**** Excerpted data ****
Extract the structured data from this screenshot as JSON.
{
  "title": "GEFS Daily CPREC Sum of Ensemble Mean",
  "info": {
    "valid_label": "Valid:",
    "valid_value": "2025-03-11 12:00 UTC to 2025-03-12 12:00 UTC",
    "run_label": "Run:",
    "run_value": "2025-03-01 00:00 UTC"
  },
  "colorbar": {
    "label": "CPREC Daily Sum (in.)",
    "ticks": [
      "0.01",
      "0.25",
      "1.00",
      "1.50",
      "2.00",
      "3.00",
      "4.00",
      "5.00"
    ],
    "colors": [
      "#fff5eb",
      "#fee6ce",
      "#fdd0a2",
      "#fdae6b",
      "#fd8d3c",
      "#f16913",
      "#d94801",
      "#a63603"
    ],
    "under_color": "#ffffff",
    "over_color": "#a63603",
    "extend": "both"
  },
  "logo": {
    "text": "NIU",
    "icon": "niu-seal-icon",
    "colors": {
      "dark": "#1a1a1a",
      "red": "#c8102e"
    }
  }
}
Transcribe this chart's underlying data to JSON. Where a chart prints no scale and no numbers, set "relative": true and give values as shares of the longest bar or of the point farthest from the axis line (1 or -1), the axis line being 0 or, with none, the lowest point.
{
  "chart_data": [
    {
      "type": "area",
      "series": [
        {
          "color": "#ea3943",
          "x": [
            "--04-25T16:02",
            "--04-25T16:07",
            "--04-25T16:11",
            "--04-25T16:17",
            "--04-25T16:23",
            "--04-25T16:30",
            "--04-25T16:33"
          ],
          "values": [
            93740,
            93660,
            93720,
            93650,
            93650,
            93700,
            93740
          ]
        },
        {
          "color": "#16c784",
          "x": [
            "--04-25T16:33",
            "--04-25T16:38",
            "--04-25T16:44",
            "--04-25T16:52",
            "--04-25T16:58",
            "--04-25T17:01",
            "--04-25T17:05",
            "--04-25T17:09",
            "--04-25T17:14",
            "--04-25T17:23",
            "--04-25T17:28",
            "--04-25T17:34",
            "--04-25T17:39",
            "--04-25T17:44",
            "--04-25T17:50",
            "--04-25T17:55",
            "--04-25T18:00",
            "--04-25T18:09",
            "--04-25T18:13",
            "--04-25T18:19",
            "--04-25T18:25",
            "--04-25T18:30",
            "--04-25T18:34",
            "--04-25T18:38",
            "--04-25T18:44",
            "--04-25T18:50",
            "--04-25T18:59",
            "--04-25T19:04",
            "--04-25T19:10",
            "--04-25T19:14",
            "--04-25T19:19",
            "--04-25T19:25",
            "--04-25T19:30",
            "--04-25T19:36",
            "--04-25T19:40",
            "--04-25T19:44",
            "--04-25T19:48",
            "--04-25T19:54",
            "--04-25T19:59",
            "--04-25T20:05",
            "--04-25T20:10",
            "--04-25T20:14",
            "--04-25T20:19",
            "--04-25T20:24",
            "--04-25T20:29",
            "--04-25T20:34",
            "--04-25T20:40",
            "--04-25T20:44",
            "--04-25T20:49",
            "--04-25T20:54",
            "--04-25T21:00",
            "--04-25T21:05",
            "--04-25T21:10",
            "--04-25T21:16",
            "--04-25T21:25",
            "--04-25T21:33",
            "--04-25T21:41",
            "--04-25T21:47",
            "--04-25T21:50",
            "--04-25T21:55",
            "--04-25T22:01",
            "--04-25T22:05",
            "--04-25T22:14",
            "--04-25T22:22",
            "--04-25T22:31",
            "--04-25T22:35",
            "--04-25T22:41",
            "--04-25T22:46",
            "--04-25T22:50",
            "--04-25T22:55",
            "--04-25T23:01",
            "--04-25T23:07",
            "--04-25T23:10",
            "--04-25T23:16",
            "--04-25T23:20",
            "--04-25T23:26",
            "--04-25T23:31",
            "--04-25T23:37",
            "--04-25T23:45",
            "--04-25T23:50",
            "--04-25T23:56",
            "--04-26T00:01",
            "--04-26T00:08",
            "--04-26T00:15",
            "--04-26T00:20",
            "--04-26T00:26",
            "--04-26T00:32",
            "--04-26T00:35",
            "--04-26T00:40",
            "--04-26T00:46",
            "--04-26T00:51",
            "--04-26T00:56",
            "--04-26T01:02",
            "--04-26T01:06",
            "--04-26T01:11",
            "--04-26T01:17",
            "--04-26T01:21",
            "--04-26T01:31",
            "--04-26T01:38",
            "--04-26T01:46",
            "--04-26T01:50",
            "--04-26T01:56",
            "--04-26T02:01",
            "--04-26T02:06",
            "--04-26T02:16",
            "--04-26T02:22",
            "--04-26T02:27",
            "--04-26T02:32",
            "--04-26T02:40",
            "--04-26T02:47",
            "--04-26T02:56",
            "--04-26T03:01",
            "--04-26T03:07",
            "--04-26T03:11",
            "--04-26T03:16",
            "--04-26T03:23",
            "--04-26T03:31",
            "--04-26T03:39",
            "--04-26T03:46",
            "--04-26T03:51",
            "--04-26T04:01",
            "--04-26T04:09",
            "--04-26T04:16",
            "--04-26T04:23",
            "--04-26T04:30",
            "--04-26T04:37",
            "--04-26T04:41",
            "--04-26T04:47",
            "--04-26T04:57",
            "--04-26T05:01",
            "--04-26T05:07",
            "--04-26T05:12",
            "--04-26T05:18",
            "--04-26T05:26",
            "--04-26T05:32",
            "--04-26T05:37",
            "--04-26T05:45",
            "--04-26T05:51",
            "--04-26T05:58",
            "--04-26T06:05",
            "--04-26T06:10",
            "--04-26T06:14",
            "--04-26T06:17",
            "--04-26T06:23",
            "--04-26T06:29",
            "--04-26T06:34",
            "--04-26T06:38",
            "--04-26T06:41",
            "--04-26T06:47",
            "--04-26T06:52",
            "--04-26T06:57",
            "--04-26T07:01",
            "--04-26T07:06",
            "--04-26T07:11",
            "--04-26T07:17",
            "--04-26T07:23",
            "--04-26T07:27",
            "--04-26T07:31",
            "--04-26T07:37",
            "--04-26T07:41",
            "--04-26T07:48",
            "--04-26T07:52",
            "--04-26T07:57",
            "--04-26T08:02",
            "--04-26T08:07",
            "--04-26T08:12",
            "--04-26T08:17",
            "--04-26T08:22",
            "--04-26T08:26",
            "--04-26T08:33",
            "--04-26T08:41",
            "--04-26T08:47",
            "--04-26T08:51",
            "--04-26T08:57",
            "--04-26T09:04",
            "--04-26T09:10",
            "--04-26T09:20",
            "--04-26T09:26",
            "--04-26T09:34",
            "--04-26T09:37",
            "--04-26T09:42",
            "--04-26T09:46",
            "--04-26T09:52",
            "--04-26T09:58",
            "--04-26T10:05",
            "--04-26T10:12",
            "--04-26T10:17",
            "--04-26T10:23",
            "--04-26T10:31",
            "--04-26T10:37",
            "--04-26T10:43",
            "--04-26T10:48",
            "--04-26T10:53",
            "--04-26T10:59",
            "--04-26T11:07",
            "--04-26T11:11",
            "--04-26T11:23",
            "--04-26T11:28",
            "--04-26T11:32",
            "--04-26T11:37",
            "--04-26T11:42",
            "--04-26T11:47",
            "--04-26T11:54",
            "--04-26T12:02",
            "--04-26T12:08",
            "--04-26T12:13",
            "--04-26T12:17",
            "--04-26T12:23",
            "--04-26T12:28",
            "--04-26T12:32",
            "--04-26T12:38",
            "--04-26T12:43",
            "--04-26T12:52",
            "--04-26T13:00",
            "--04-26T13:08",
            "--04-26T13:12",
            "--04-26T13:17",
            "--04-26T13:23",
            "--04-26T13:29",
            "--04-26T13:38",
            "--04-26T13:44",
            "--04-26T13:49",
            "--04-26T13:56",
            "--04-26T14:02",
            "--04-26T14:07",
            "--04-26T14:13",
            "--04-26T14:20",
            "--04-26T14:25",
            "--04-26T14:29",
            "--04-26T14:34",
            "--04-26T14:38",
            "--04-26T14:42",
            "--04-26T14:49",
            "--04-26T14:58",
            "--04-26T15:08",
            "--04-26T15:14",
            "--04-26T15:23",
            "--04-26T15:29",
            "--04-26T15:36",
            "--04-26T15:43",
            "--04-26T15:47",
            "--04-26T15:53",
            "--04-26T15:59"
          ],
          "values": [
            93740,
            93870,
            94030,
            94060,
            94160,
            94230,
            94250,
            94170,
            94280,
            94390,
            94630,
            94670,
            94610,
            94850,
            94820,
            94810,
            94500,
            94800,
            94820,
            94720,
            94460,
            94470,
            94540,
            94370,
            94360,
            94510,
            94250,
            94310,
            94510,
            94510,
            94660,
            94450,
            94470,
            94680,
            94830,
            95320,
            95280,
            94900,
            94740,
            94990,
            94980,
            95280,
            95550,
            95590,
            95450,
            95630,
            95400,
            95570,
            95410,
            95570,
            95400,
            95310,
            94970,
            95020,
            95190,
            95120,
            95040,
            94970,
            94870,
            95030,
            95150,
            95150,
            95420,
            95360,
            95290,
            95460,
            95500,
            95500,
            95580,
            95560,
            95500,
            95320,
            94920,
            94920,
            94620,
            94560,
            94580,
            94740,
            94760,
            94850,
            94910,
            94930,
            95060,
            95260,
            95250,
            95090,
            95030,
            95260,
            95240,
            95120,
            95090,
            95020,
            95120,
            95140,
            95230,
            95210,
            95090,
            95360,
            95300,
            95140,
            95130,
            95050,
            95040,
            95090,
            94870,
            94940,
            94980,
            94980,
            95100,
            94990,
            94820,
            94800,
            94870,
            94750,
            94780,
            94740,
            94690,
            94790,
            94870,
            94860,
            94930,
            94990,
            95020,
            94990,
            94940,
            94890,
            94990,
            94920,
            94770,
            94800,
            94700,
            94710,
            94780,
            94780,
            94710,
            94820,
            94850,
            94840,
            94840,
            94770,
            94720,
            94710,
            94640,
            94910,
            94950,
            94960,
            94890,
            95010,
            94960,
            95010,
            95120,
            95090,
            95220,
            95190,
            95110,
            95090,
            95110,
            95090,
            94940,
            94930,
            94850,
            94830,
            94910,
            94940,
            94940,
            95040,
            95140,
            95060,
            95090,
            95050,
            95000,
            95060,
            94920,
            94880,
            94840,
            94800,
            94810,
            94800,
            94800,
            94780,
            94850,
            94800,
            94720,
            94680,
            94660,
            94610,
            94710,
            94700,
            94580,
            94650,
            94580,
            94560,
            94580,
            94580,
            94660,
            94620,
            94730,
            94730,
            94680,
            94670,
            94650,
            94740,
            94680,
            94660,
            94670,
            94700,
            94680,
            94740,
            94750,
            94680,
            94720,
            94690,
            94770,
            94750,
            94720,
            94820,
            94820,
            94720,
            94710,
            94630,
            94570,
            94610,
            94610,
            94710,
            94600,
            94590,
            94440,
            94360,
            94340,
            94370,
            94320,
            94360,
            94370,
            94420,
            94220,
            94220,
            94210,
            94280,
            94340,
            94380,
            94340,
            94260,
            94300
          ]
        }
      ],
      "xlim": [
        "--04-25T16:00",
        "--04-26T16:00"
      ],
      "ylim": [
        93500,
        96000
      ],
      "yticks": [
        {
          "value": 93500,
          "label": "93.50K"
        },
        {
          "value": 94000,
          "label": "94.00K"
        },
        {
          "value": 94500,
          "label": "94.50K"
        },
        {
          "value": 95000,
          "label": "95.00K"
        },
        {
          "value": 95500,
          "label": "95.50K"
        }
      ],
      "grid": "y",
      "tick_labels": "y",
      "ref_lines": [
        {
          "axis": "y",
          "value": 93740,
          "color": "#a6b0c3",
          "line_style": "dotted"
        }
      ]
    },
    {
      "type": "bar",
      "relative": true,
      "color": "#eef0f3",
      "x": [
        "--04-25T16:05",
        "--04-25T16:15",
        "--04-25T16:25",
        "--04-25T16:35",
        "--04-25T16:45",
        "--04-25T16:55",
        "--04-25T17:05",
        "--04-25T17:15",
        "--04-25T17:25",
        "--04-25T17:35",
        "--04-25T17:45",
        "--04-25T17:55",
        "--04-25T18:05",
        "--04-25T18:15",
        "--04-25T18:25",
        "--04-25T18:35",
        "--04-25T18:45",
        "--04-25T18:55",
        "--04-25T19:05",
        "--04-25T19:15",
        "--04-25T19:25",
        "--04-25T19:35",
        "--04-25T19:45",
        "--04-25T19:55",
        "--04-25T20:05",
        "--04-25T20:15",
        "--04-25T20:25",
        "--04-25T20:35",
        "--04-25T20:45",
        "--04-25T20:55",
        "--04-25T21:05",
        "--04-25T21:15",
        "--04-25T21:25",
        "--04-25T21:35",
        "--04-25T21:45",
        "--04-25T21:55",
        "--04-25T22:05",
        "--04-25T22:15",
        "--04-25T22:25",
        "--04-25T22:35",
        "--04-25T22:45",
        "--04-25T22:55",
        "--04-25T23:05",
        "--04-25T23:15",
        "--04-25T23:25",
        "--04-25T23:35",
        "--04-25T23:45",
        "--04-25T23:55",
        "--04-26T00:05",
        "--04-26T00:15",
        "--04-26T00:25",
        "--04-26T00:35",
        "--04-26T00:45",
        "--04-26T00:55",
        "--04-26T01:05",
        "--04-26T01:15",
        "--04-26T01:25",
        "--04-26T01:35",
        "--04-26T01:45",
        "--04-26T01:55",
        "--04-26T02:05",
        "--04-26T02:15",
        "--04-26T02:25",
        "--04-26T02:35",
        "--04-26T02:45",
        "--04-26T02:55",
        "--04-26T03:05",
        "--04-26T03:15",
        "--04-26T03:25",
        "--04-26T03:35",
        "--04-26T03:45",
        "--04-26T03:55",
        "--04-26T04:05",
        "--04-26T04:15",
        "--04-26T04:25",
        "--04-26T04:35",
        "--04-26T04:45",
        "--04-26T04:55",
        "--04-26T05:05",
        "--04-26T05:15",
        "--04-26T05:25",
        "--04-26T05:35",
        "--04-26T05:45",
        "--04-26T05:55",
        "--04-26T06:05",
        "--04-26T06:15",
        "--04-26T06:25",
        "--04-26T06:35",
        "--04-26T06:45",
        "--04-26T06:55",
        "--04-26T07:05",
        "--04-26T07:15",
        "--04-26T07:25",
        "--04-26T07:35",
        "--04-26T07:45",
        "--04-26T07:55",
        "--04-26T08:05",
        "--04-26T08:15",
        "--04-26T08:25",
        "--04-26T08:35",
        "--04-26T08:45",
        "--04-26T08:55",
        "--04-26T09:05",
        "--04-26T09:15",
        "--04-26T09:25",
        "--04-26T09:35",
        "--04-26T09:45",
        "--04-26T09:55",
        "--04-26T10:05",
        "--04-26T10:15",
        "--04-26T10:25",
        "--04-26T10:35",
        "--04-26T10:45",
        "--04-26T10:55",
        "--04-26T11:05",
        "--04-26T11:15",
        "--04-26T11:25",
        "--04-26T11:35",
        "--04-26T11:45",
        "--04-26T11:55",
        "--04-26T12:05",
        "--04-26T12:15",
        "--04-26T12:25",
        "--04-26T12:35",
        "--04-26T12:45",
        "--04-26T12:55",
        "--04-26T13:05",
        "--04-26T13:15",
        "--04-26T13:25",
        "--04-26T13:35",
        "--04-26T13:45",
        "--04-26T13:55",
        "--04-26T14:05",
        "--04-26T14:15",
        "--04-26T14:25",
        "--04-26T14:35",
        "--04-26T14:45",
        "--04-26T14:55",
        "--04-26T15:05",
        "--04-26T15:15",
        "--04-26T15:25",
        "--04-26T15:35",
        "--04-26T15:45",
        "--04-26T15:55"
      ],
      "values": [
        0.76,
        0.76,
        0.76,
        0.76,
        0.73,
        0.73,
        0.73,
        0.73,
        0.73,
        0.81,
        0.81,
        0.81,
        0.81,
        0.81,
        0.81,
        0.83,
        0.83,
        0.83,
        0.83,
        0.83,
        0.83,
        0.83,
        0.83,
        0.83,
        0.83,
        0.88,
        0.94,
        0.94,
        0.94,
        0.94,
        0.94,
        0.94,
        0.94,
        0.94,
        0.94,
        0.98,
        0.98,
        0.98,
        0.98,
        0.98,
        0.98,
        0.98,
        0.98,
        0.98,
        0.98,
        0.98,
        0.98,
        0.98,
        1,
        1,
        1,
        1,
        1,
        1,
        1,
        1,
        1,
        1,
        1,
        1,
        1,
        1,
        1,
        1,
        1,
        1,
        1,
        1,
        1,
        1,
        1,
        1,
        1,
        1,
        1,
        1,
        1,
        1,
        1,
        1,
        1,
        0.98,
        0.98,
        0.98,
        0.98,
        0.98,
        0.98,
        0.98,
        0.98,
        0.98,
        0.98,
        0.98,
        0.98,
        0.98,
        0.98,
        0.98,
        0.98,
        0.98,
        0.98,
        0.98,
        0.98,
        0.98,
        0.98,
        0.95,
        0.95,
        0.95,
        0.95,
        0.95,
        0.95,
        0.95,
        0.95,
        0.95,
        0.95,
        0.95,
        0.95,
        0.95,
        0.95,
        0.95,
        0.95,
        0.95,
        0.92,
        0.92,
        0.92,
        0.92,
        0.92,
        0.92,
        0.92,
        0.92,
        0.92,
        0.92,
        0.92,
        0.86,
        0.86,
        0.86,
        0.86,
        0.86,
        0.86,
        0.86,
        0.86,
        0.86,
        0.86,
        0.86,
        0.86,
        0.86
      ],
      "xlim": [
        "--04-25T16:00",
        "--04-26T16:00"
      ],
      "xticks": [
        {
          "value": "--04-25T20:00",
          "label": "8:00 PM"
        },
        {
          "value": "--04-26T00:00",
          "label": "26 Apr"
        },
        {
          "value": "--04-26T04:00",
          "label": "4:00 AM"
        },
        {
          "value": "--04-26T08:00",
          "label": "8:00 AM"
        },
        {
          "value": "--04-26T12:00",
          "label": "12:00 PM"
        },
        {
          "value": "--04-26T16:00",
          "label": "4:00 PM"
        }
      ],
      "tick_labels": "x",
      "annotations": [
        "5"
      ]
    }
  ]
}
****
Work instructions:
Report how many lines in the entries hold the string "axis". Nothing but the number is wanted.

Exercise solution:
2